-- Begin TASK MATERIAL --
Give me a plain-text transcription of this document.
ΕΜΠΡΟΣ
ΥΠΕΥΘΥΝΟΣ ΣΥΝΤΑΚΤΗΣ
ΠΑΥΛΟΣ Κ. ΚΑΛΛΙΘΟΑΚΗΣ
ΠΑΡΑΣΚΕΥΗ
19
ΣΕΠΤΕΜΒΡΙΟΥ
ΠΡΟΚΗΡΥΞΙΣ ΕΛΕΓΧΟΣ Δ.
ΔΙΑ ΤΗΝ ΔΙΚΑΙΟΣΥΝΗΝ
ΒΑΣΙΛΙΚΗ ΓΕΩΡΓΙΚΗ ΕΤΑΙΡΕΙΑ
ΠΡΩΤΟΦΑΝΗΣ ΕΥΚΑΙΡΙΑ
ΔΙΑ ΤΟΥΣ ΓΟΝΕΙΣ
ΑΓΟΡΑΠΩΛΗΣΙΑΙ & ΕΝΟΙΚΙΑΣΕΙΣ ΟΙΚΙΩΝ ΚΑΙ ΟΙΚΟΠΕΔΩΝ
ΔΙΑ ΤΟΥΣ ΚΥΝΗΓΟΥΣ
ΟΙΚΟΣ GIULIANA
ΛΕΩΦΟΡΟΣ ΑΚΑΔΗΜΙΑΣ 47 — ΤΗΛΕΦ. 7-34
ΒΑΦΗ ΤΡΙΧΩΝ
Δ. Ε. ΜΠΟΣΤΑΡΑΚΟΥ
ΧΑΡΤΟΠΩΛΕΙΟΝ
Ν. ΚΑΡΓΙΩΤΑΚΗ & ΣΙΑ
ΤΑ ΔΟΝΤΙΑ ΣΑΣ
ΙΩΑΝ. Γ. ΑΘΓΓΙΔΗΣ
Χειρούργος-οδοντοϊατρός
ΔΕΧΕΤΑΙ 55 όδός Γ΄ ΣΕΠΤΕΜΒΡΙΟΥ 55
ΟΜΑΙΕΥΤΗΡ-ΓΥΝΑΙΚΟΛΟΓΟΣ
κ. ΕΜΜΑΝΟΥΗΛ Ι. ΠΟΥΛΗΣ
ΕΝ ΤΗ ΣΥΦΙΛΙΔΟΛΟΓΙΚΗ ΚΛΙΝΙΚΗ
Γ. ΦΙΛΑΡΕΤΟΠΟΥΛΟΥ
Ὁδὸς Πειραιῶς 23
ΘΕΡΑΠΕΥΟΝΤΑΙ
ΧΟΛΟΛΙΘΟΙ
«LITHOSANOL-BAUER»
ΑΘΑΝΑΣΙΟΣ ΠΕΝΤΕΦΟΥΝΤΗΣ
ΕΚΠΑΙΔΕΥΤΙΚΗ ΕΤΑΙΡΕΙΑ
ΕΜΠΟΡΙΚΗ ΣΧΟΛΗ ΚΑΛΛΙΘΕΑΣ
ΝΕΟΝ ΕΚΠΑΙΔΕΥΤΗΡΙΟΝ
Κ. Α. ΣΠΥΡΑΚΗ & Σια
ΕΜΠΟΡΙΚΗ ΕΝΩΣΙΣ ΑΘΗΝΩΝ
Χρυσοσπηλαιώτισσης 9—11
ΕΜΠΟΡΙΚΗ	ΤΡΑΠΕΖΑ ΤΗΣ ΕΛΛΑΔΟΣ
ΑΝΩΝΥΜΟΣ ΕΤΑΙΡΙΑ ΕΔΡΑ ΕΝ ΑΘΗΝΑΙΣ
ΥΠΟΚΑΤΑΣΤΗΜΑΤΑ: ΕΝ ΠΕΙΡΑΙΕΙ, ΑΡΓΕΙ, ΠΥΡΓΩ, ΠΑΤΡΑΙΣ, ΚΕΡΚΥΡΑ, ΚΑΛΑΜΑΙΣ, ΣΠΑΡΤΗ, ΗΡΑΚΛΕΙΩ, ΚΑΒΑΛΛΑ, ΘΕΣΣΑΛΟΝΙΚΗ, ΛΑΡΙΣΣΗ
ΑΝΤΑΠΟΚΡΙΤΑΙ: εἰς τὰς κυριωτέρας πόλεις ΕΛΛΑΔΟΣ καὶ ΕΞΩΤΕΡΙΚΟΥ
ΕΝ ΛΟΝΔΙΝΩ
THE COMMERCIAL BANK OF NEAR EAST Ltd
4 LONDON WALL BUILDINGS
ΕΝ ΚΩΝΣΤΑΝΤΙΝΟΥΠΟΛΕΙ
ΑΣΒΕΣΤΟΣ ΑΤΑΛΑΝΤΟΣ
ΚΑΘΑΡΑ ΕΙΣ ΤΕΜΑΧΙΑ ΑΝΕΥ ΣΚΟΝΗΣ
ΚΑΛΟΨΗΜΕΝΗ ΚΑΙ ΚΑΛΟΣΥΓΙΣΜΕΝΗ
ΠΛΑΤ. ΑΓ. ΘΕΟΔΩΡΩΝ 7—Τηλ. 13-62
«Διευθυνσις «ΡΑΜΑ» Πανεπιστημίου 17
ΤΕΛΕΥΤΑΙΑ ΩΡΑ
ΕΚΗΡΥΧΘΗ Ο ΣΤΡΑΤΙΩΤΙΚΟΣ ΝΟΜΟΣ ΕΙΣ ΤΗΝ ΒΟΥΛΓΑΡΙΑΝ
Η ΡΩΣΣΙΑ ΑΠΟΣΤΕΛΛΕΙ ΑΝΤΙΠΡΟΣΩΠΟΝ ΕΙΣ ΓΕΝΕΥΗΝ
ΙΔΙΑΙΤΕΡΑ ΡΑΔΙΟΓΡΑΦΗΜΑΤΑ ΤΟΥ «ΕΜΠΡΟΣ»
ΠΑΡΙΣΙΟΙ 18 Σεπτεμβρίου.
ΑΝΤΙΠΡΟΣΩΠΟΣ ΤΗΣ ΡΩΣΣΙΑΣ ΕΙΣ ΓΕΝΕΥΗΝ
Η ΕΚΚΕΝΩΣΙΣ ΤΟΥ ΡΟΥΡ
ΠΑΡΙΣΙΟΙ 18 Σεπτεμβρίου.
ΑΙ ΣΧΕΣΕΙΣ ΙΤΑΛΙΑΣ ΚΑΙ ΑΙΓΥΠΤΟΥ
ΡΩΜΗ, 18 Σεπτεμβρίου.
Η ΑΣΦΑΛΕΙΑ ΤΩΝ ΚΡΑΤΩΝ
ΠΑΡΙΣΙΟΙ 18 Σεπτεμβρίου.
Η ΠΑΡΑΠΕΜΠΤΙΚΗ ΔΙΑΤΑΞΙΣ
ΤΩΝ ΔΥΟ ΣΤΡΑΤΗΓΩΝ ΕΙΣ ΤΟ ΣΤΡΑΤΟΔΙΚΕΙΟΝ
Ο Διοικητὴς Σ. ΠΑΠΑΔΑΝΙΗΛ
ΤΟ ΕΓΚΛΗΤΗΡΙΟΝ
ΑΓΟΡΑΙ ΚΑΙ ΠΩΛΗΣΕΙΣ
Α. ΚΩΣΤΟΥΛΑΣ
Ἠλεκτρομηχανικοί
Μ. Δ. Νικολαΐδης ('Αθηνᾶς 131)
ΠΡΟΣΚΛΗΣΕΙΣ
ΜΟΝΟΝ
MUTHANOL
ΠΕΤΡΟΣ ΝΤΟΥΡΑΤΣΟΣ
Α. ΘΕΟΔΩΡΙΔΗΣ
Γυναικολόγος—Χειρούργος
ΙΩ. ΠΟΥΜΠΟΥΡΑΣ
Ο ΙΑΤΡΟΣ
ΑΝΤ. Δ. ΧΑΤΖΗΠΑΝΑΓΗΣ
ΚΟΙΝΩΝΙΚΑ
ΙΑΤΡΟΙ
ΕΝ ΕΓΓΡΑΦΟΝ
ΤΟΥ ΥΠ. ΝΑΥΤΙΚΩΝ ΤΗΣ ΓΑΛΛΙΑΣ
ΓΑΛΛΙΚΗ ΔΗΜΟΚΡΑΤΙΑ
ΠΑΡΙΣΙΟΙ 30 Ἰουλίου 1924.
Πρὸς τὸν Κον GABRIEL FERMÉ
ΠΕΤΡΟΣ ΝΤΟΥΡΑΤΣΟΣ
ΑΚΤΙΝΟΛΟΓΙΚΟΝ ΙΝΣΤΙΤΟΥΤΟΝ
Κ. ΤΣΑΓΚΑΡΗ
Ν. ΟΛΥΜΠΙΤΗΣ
-- End TASK MATERIAL --
Reproduce every line of the listing above in which the string "Χειρούργος" appears.

SOLUTION FOR THIS EXERCISE ->
Χειρούργος-οδοντοϊατρός
Γυναικολόγος—Χειρούργος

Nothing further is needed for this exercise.